Begin Records
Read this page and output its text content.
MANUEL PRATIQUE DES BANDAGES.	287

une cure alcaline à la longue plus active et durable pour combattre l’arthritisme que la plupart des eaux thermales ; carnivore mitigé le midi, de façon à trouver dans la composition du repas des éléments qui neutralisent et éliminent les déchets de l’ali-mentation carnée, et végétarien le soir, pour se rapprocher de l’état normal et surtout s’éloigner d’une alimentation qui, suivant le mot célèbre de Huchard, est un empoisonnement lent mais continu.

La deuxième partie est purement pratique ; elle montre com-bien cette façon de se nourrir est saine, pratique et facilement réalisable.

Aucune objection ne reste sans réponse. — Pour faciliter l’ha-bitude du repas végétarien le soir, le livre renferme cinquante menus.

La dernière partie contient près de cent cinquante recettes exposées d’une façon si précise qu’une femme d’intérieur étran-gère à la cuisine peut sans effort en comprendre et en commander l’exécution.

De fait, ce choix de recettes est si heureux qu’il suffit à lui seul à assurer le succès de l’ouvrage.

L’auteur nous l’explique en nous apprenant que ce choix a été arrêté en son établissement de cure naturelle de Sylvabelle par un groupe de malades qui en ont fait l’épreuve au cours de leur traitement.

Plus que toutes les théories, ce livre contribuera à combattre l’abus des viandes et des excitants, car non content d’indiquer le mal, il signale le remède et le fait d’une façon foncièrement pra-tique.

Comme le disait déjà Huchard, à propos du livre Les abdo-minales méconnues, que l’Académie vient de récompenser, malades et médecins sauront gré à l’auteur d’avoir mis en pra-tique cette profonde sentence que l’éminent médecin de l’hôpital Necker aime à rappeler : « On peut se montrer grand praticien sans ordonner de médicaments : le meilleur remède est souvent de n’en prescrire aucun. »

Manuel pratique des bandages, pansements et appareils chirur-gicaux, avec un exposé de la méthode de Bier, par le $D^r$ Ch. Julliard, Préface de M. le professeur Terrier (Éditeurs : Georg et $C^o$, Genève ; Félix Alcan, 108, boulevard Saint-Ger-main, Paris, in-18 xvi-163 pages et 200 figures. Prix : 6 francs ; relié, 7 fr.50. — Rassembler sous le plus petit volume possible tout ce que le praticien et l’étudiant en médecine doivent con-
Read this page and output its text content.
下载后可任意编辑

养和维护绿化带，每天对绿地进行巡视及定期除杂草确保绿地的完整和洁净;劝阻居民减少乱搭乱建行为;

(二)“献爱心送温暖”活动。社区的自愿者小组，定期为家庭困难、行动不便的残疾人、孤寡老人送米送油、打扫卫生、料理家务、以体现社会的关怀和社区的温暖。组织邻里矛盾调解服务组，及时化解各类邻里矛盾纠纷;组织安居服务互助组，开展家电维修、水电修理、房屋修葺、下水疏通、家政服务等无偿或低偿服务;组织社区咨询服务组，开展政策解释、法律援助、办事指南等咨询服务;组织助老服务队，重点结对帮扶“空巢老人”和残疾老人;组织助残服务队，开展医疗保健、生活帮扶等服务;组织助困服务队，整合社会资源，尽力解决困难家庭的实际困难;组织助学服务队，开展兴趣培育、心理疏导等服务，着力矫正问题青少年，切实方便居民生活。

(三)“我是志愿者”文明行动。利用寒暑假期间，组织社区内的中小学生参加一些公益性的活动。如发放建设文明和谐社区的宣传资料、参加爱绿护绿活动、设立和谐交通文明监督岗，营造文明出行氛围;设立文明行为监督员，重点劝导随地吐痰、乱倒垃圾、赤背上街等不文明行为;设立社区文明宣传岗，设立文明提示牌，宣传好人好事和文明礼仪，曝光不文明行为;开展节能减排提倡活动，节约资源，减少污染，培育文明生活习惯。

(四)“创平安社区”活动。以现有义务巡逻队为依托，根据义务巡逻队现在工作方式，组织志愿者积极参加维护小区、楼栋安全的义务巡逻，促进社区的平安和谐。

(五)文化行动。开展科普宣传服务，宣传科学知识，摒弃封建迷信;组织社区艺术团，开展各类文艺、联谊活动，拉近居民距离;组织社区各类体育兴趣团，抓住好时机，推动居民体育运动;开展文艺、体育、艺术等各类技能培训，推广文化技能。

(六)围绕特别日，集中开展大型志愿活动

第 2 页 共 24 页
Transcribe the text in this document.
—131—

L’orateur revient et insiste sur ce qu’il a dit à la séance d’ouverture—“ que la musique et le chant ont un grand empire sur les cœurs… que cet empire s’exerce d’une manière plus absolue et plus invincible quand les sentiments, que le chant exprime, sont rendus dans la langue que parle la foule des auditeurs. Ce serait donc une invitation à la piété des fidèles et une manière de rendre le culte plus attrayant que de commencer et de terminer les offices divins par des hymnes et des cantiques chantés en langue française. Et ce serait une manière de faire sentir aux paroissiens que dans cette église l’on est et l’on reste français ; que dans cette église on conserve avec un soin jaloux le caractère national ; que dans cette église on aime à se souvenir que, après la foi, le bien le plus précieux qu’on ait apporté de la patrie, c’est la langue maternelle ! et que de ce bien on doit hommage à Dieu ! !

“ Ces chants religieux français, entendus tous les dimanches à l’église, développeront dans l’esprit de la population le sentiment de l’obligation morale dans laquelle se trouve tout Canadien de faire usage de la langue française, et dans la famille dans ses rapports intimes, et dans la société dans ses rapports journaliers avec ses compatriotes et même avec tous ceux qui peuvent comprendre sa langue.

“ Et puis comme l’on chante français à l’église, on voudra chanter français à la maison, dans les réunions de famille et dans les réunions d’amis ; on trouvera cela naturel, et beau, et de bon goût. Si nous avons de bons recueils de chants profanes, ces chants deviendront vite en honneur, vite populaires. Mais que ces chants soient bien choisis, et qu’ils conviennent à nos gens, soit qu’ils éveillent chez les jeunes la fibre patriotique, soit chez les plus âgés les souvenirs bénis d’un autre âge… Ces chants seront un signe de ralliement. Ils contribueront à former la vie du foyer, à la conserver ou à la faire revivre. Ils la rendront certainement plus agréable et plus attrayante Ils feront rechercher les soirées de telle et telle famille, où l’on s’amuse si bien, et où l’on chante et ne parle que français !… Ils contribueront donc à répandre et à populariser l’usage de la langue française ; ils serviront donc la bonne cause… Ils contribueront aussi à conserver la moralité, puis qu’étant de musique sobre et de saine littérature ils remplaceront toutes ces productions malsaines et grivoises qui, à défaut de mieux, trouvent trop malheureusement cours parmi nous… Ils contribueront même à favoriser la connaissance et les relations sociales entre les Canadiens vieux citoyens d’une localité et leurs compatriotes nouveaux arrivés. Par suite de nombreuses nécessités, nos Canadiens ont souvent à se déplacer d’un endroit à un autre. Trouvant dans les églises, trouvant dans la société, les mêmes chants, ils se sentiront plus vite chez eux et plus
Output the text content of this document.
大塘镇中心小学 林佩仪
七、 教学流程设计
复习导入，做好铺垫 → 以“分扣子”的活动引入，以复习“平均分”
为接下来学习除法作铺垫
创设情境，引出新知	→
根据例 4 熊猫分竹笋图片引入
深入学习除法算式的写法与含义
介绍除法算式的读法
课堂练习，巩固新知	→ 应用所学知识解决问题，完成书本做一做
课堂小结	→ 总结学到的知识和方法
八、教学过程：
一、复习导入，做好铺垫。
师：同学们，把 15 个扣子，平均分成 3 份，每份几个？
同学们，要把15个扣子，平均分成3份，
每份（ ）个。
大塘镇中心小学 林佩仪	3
End Records
Problem to work on:
All of the entries above must be quoted exactly.

Expected output:
Read this page and output its text content.
MANUEL PRATIQUE DES BANDAGES.	287

une cure alcaline à la longue plus active et durable pour combattre l’arthritisme que la plupart des eaux thermales ; carnivore mitigé le midi, de façon à trouver dans la composition du repas des éléments qui neutralisent et éliminent les déchets de l’ali-mentation carnée, et végétarien le soir, pour se rapprocher de l’état normal et surtout s’éloigner d’une alimentation qui, suivant le mot célèbre de Huchard, est un empoisonnement lent mais continu.

La deuxième partie est purement pratique ; elle montre com-bien cette façon de se nourrir est saine, pratique et facilement réalisable.

Aucune objection ne reste sans réponse. — Pour faciliter l’ha-bitude du repas végétarien le soir, le livre renferme cinquante menus.

La dernière partie contient près de cent cinquante recettes exposées d’une façon si précise qu’une femme d’intérieur étran-gère à la cuisine peut sans effort en comprendre et en commander l’exécution.

De fait, ce choix de recettes est si heureux qu’il suffit à lui seul à assurer le succès de l’ouvrage.

L’auteur nous l’explique en nous apprenant que ce choix a été arrêté en son établissement de cure naturelle de Sylvabelle par un groupe de malades qui en ont fait l’épreuve au cours de leur traitement.

Plus que toutes les théories, ce livre contribuera à combattre l’abus des viandes et des excitants, car non content d’indiquer le mal, il signale le remède et le fait d’une façon foncièrement pra-tique.

Comme le disait déjà Huchard, à propos du livre Les abdo-minales méconnues, que l’Académie vient de récompenser, malades et médecins sauront gré à l’auteur d’avoir mis en pra-tique cette profonde sentence que l’éminent médecin de l’hôpital Necker aime à rappeler : « On peut se montrer grand praticien sans ordonner de médicaments : le meilleur remède est souvent de n’en prescrire aucun. »

Manuel pratique des bandages, pansements et appareils chirur-gicaux, avec un exposé de la méthode de Bier, par le $D^r$ Ch. Julliard, Préface de M. le professeur Terrier (Éditeurs : Georg et $C^o$, Genève ; Félix Alcan, 108, boulevard Saint-Ger-main, Paris, in-18 xvi-163 pages et 200 figures. Prix : 6 francs ; relié, 7 fr.50. — Rassembler sous le plus petit volume possible tout ce que le praticien et l’étudiant en médecine doivent con-
Read this page and output its text content.
下载后可任意编辑

养和维护绿化带，每天对绿地进行巡视及定期除杂草确保绿地的完整和洁净;劝阻居民减少乱搭乱建行为;

(二)“献爱心送温暖”活动。社区的自愿者小组，定期为家庭困难、行动不便的残疾人、孤寡老人送米送油、打扫卫生、料理家务、以体现社会的关怀和社区的温暖。组织邻里矛盾调解服务组，及时化解各类邻里矛盾纠纷;组织安居服务互助组，开展家电维修、水电修理、房屋修葺、下水疏通、家政服务等无偿或低偿服务;组织社区咨询服务组，开展政策解释、法律援助、办事指南等咨询服务;组织助老服务队，重点结对帮扶“空巢老人”和残疾老人;组织助残服务队，开展医疗保健、生活帮扶等服务;组织助困服务队，整合社会资源，尽力解决困难家庭的实际困难;组织助学服务队，开展兴趣培育、心理疏导等服务，着力矫正问题青少年，切实方便居民生活。

(三)“我是志愿者”文明行动。利用寒暑假期间，组织社区内的中小学生参加一些公益性的活动。如发放建设文明和谐社区的宣传资料、参加爱绿护绿活动、设立和谐交通文明监督岗，营造文明出行氛围;设立文明行为监督员，重点劝导随地吐痰、乱倒垃圾、赤背上街等不文明行为;设立社区文明宣传岗，设立文明提示牌，宣传好人好事和文明礼仪，曝光不文明行为;开展节能减排提倡活动，节约资源，减少污染，培育文明生活习惯。

(四)“创平安社区”活动。以现有义务巡逻队为依托，根据义务巡逻队现在工作方式，组织志愿者积极参加维护小区、楼栋安全的义务巡逻，促进社区的平安和谐。

(五)文化行动。开展科普宣传服务，宣传科学知识，摒弃封建迷信;组织社区艺术团，开展各类文艺、联谊活动，拉近居民距离;组织社区各类体育兴趣团，抓住好时机，推动居民体育运动;开展文艺、体育、艺术等各类技能培训，推广文化技能。

(六)围绕特别日，集中开展大型志愿活动

第 2 页 共 24 页
Transcribe the text in this document.
—131—

L’orateur revient et insiste sur ce qu’il a dit à la séance d’ouverture—“ que la musique et le chant ont un grand empire sur les cœurs… que cet empire s’exerce d’une manière plus absolue et plus invincible quand les sentiments, que le chant exprime, sont rendus dans la langue que parle la foule des auditeurs. Ce serait donc une invitation à la piété des fidèles et une manière de rendre le culte plus attrayant que de commencer et de terminer les offices divins par des hymnes et des cantiques chantés en langue française. Et ce serait une manière de faire sentir aux paroissiens que dans cette église l’on est et l’on reste français ; que dans cette église on conserve avec un soin jaloux le caractère national ; que dans cette église on aime à se souvenir que, après la foi, le bien le plus précieux qu’on ait apporté de la patrie, c’est la langue maternelle ! et que de ce bien on doit hommage à Dieu ! !

“ Ces chants religieux français, entendus tous les dimanches à l’église, développeront dans l’esprit de la population le sentiment de l’obligation morale dans laquelle se trouve tout Canadien de faire usage de la langue française, et dans la famille dans ses rapports intimes, et dans la société dans ses rapports journaliers avec ses compatriotes et même avec tous ceux qui peuvent comprendre sa langue.

“ Et puis comme l’on chante français à l’église, on voudra chanter français à la maison, dans les réunions de famille et dans les réunions d’amis ; on trouvera cela naturel, et beau, et de bon goût. Si nous avons de bons recueils de chants profanes, ces chants deviendront vite en honneur, vite populaires. Mais que ces chants soient bien choisis, et qu’ils conviennent à nos gens, soit qu’ils éveillent chez les jeunes la fibre patriotique, soit chez les plus âgés les souvenirs bénis d’un autre âge… Ces chants seront un signe de ralliement. Ils contribueront à former la vie du foyer, à la conserver ou à la faire revivre. Ils la rendront certainement plus agréable et plus attrayante Ils feront rechercher les soirées de telle et telle famille, où l’on s’amuse si bien, et où l’on chante et ne parle que français !… Ils contribueront donc à répandre et à populariser l’usage de la langue française ; ils serviront donc la bonne cause… Ils contribueront aussi à conserver la moralité, puis qu’étant de musique sobre et de saine littérature ils remplaceront toutes ces productions malsaines et grivoises qui, à défaut de mieux, trouvent trop malheureusement cours parmi nous… Ils contribueront même à favoriser la connaissance et les relations sociales entre les Canadiens vieux citoyens d’une localité et leurs compatriotes nouveaux arrivés. Par suite de nombreuses nécessités, nos Canadiens ont souvent à se déplacer d’un endroit à un autre. Trouvant dans les églises, trouvant dans la société, les mêmes chants, ils se sentiront plus vite chez eux et plus
Output the text content of this document.
大塘镇中心小学 林佩仪
七、 教学流程设计
复习导入，做好铺垫 → 以“分扣子”的活动引入，以复习“平均分”
为接下来学习除法作铺垫
创设情境，引出新知	→
根据例 4 熊猫分竹笋图片引入
深入学习除法算式的写法与含义
介绍除法算式的读法
课堂练习，巩固新知	→ 应用所学知识解决问题，完成书本做一做
课堂小结	→ 总结学到的知识和方法
八、教学过程：
一、复习导入，做好铺垫。
师：同学们，把 15 个扣子，平均分成 3 份，每份几个？
同学们，要把15个扣子，平均分成3份，
每份（ ）个。
大塘镇中心小学 林佩仪	3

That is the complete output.